**PROBLEM REQUIREMENTS**
All of the material below is to be repeated exactly.

■ ■ ■ ■ ■ ■ ■

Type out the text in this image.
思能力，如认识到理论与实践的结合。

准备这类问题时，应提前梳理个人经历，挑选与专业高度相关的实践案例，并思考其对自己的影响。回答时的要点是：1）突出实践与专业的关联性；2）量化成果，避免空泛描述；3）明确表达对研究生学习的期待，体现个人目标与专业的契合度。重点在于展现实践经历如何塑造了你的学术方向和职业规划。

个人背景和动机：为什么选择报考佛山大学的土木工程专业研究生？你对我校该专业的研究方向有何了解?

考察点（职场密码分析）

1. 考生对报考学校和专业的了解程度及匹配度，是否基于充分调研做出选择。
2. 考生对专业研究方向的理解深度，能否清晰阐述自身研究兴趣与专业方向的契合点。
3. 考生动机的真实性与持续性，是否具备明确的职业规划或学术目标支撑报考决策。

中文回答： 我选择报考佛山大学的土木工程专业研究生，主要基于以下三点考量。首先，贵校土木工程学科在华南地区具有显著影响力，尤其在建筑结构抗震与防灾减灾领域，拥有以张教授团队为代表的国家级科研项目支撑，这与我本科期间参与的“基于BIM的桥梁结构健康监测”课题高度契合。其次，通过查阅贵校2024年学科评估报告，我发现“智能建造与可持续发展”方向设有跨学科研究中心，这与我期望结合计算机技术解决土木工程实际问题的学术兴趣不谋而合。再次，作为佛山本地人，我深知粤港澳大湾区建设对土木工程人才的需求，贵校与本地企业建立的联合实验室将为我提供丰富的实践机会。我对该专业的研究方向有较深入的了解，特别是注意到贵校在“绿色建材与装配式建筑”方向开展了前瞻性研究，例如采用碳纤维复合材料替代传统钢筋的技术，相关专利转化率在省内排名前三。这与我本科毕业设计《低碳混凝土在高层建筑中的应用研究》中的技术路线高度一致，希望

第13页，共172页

■ ■ ■ ■ ■ ■ ■

**PROBLEM SOLUTION**
Type out the text in this image.
思能力，如认识到理论与实践的结合。

准备这类问题时，应提前梳理个人经历，挑选与专业高度相关的实践案例，并思考其对自己的影响。回答时的要点是：1）突出实践与专业的关联性；2）量化成果，避免空泛描述；3）明确表达对研究生学习的期待，体现个人目标与专业的契合度。重点在于展现实践经历如何塑造了你的学术方向和职业规划。

个人背景和动机：为什么选择报考佛山大学的土木工程专业研究生？你对我校该专业的研究方向有何了解?

考察点（职场密码分析）

1. 考生对报考学校和专业的了解程度及匹配度，是否基于充分调研做出选择。
2. 考生对专业研究方向的理解深度，能否清晰阐述自身研究兴趣与专业方向的契合点。
3. 考生动机的真实性与持续性，是否具备明确的职业规划或学术目标支撑报考决策。

中文回答： 我选择报考佛山大学的土木工程专业研究生，主要基于以下三点考量。首先，贵校土木工程学科在华南地区具有显著影响力，尤其在建筑结构抗震与防灾减灾领域，拥有以张教授团队为代表的国家级科研项目支撑，这与我本科期间参与的“基于BIM的桥梁结构健康监测”课题高度契合。其次，通过查阅贵校2024年学科评估报告，我发现“智能建造与可持续发展”方向设有跨学科研究中心，这与我期望结合计算机技术解决土木工程实际问题的学术兴趣不谋而合。再次，作为佛山本地人，我深知粤港澳大湾区建设对土木工程人才的需求，贵校与本地企业建立的联合实验室将为我提供丰富的实践机会。我对该专业的研究方向有较深入的了解，特别是注意到贵校在“绿色建材与装配式建筑”方向开展了前瞻性研究，例如采用碳纤维复合材料替代传统钢筋的技术，相关专利转化率在省内排名前三。这与我本科毕业设计《低碳混凝土在高层建筑中的应用研究》中的技术路线高度一致，希望

第13页，共172页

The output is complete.